> _SOURCE EXTRACT_
########################################

An officer with an Army National Guard unit responsible for thwarting IEDs in Afghanistan recently denied claims that the U.S. will not share with its allies the methods it uses to find and neutralize the roadside explosives that have been responsible for a large percentage of casualties.
Lt. Col. Tony Adrian, commander of the 203rd Engineer Battalion of the Missouri Army National Guard, told Military.com during a bloggers roundtable discussion that whatever U.S. forces use in detecting IEDs is available to allies, as well.
"There is nothing we have that is not available to them," Adrian said during the roundtable via telephone link-up from Afghanistan. "Maybe their nations don't care to purchase the equipment. It is expensive, but nothing super secretive."
The allegation that the U.S. does not share what it knows or has with coalition partners was first made earlier this month by U.S. Army Lt. Gen. Thomas Metz after he retired. Metz had been director of the Joint Improvised Explosive Device Defeat Organization since 2007. The joint Defense Department agency was responsible for finding ways to reduce or eliminate the effects of IEDs being used against U.S. and coalition forces.
"We're very timid and slow at changing our disclosure and information sharing," Metz said on Jan. 11. "The commanders in the field are coming back to Washington with a very clear message that we've got to figure out this information sharing." Metz said the Pentagon's reluctance to share information with allies is based on concern for revealing sources or giving the enemy any insights into secret technologies.Metz also said the U.S. should share the actual information it has, even if it does not want to provide source information.
While there have not been reports yet of increased or improved technology or intelligence sharing between the U.S. and its coalition partners, the British have decided to buy additional equipment for detecting and countering IEDs.
According to the German-based online journal Defpro.com, British Prime Minister Gordon Brown announced earlier this month that his country would pump an additional 150 million British pounds [about $240 million] into IED countermeasures in Afghanistan. That figure includes money to buy more hand-held mine detectors. The British already allocated 12 million pounds for additional explosive disposal robots, of which it now has 30 in Afghanistan, according to Defpro.com.
Among the equipment the 203rd Engineer Battalion uses in Afghanistan are MRAPs, ground-penetrating radar, electrical jamming devices, optics with thermal imaging, and human observation --- seeing where the earth has been disturbed by digging and observing how civilians in the area behave, Adrian said.
Adrian told Military.com that his unit --- nicknamed the Houn' Dawgs --- has found and cleared nearly 75 percent of the IEDs it has encountered in the region, an area near the Afghanistan-Pakistan border that he said is about the size of West Virginia.
He said that winter is typically a "slow season" for IEDs in most areas, but as the weather improves that will change.

########################################

> _EXTRACTED INFORMATION_
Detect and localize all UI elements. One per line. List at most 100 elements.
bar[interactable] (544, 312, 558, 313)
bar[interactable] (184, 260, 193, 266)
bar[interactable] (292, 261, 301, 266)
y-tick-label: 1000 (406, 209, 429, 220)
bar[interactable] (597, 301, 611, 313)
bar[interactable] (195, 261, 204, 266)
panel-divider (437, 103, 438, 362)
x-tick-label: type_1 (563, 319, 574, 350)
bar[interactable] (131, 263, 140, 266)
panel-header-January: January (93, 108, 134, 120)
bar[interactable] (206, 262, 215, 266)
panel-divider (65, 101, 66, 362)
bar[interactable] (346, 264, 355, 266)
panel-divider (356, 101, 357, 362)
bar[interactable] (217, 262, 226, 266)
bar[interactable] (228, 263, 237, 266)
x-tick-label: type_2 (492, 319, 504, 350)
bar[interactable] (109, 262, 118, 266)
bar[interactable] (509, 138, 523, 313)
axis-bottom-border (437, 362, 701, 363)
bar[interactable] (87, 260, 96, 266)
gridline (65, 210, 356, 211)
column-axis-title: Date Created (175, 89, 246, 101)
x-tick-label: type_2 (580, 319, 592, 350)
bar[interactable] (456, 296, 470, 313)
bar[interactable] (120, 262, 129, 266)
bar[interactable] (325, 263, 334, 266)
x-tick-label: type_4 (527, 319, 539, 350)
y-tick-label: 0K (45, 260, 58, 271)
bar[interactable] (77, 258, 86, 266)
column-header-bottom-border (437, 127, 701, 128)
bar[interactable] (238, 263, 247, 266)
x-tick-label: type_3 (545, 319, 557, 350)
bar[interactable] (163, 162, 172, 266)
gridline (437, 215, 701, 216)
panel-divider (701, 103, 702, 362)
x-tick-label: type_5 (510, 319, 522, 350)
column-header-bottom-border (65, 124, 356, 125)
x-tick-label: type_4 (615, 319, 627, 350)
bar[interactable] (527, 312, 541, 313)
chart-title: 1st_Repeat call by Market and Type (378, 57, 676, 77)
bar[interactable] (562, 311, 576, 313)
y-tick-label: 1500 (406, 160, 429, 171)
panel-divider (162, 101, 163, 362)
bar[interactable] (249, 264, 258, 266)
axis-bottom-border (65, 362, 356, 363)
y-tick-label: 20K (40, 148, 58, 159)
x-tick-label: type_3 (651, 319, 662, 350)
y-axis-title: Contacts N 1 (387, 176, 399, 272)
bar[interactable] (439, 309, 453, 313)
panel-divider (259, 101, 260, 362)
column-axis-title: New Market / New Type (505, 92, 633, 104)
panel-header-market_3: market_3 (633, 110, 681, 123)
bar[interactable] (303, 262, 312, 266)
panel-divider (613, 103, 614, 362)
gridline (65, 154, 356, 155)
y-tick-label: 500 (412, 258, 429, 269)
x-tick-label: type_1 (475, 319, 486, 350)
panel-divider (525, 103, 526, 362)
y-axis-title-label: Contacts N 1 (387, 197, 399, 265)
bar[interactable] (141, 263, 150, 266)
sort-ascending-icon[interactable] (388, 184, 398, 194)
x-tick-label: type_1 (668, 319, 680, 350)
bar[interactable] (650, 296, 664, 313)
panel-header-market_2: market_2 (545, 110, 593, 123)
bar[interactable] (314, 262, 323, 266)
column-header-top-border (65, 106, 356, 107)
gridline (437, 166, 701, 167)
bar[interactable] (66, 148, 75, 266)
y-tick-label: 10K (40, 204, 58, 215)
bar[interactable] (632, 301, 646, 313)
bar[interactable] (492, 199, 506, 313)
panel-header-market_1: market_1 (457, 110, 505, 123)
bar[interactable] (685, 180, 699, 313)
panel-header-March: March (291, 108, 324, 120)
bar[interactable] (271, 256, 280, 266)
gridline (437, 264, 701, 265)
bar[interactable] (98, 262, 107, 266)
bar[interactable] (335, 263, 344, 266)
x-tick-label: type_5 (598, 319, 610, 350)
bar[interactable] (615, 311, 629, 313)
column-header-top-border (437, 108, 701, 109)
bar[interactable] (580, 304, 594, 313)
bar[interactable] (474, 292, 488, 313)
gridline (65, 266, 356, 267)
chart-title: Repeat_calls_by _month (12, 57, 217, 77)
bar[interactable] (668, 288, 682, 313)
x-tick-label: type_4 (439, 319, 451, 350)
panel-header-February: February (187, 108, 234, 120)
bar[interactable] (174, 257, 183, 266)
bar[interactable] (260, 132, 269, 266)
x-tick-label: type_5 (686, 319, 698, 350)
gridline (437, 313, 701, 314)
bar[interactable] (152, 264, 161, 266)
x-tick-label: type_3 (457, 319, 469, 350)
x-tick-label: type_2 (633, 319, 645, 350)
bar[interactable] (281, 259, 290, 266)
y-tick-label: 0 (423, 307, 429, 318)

########################################

> _REQUIRED WORK_
Return the passage of the IED article starting with "Lt. Col. Tony" and going on through "allies, as well.", copied word for word. The lines stand apart from the text as their own material.

> _ANSWER SPACE_
Lt. Col. Tony Adrian, commander of the 203rd Engineer Battalion of the Missouri Army National Guard, told Military.com during a bloggers roundtable discussion that whatever U.S. forces use in detecting IEDs is available to allies, as well.